- [WHAT IS EXPECTED] Below are some entries; can you quote all of them exactly?

..............................

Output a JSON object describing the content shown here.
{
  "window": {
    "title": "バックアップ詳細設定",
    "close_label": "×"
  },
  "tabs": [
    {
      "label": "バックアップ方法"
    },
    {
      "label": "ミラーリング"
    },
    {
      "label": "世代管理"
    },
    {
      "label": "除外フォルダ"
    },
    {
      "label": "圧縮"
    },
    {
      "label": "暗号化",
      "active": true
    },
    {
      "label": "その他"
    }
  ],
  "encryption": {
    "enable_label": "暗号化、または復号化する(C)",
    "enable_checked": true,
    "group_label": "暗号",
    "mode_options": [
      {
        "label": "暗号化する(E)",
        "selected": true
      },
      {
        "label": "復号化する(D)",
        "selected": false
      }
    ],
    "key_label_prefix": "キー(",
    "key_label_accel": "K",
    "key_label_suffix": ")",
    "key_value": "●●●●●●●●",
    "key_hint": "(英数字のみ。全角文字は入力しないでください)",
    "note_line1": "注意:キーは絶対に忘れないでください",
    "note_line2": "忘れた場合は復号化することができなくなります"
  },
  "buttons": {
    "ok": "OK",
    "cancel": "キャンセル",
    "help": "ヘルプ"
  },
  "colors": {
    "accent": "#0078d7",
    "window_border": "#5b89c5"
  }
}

..............................

- [RESULT OF THIS TASK]
Output a JSON object describing the content shown here.
{
  "window": {
    "title": "バックアップ詳細設定",
    "close_label": "×"
  },
  "tabs": [
    {
      "label": "バックアップ方法"
    },
    {
      "label": "ミラーリング"
    },
    {
      "label": "世代管理"
    },
    {
      "label": "除外フォルダ"
    },
    {
      "label": "圧縮"
    },
    {
      "label": "暗号化",
      "active": true
    },
    {
      "label": "その他"
    }
  ],
  "encryption": {
    "enable_label": "暗号化、または復号化する(C)",
    "enable_checked": true,
    "group_label": "暗号",
    "mode_options": [
      {
        "label": "暗号化する(E)",
        "selected": true
      },
      {
        "label": "復号化する(D)",
        "selected": false
      }
    ],
    "key_label_prefix": "キー(",
    "key_label_accel": "K",
    "key_label_suffix": ")",
    "key_value": "●●●●●●●●",
    "key_hint": "(英数字のみ。全角文字は入力しないでください)",
    "note_line1": "注意:キーは絶対に忘れないでください",
    "note_line2": "忘れた場合は復号化することができなくなります"
  },
  "buttons": {
    "ok": "OK",
    "cancel": "キャンセル",
    "help": "ヘルプ"
  },
  "colors": {
    "accent": "#0078d7",
    "window_border": "#5b89c5"
  }
}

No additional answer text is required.